- Problem
Number of lines below with the word "Adonis": give it and nothing more.

- Available data
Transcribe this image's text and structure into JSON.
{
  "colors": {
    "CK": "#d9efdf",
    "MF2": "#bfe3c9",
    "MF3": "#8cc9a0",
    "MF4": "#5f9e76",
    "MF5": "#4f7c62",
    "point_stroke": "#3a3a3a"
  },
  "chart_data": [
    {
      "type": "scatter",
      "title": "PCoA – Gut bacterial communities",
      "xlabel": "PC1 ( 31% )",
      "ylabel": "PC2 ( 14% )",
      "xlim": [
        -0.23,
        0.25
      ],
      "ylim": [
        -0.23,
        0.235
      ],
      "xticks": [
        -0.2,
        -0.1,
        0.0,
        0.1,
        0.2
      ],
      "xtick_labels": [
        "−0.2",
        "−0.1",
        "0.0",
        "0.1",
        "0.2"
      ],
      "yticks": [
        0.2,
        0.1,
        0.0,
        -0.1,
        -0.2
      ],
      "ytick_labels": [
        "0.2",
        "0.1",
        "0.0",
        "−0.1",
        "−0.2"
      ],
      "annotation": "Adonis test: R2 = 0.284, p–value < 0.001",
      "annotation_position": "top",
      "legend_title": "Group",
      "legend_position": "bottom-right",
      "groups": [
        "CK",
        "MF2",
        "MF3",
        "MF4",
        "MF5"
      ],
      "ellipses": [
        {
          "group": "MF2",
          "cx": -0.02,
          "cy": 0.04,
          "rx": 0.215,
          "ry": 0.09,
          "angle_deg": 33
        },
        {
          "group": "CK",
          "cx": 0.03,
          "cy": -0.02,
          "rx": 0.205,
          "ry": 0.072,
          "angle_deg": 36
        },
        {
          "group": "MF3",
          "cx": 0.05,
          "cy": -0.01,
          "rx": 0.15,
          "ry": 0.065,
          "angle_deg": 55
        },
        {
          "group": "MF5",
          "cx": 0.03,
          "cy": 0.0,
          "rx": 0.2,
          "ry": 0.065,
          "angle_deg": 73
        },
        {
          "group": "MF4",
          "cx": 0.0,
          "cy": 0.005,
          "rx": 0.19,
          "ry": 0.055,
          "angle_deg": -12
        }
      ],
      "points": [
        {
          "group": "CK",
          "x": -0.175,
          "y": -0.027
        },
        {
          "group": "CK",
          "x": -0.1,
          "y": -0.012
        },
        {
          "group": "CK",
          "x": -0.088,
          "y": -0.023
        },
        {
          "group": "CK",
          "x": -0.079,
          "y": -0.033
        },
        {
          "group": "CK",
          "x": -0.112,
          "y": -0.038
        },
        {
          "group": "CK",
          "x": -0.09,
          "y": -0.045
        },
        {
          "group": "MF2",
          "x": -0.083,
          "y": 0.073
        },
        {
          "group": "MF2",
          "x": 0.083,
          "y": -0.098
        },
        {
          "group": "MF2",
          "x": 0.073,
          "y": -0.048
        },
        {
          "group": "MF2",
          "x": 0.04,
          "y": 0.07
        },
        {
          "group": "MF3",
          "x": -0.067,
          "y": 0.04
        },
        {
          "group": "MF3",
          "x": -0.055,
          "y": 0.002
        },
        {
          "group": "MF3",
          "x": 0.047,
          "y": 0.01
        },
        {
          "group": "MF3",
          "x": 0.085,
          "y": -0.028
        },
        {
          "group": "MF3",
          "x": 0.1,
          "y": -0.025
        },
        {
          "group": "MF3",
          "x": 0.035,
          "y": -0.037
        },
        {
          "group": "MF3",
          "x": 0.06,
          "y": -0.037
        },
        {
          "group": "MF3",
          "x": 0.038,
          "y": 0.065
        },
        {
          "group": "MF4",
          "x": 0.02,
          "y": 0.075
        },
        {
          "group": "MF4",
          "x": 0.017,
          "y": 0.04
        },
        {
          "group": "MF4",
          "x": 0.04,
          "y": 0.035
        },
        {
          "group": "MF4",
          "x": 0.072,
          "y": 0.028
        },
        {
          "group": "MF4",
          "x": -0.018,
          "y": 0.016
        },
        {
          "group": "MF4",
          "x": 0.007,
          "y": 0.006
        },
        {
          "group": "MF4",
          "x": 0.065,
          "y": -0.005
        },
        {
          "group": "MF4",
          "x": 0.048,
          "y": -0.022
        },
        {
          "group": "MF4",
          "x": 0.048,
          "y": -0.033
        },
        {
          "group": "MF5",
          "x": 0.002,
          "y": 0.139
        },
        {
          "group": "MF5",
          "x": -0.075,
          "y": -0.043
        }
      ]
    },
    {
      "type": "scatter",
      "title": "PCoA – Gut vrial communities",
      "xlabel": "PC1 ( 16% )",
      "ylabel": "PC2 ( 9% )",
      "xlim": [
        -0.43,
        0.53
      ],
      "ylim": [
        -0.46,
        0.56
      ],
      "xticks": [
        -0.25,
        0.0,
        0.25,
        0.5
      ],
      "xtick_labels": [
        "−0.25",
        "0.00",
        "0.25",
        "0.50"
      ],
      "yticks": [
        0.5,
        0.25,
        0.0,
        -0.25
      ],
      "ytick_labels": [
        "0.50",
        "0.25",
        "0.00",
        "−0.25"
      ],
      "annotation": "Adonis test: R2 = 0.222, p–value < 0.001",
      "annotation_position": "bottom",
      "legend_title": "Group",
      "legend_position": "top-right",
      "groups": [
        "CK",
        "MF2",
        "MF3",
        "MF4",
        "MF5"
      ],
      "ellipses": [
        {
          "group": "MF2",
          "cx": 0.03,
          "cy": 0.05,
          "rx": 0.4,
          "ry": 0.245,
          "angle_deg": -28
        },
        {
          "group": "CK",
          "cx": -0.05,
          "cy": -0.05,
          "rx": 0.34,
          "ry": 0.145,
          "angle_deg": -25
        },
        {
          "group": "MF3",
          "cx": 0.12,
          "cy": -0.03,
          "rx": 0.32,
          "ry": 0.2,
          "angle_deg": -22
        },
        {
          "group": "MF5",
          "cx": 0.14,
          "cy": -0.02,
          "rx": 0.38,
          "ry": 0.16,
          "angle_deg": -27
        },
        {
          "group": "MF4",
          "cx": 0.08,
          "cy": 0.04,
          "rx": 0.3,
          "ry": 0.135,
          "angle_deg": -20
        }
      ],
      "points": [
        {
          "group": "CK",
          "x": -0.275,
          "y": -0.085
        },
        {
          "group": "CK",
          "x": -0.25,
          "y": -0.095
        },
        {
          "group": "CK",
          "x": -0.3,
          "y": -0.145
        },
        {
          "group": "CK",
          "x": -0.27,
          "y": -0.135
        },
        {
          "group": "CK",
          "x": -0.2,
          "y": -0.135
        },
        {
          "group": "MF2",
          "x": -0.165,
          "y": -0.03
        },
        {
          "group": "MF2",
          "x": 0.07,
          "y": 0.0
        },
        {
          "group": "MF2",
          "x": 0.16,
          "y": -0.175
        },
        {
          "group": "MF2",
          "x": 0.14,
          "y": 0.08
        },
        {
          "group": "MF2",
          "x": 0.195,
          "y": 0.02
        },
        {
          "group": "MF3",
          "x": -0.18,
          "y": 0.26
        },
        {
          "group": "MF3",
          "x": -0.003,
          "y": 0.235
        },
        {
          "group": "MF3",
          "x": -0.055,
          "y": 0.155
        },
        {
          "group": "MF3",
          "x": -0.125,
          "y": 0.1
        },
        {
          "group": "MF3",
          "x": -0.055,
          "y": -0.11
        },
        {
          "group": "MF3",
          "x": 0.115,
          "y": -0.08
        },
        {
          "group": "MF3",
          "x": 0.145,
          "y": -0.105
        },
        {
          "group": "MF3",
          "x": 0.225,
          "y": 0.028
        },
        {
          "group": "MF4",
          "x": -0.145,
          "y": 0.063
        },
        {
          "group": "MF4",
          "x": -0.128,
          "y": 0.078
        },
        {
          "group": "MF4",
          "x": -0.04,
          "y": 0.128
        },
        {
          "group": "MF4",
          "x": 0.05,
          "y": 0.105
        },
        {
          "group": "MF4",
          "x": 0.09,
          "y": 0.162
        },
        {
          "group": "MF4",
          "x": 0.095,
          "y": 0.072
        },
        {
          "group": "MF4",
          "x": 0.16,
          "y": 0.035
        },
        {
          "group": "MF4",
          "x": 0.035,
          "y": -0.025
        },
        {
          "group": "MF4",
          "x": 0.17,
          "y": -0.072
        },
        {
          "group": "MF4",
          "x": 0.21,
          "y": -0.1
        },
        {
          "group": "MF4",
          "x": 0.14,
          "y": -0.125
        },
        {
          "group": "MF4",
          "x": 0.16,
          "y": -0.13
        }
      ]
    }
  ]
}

- Result for this task
2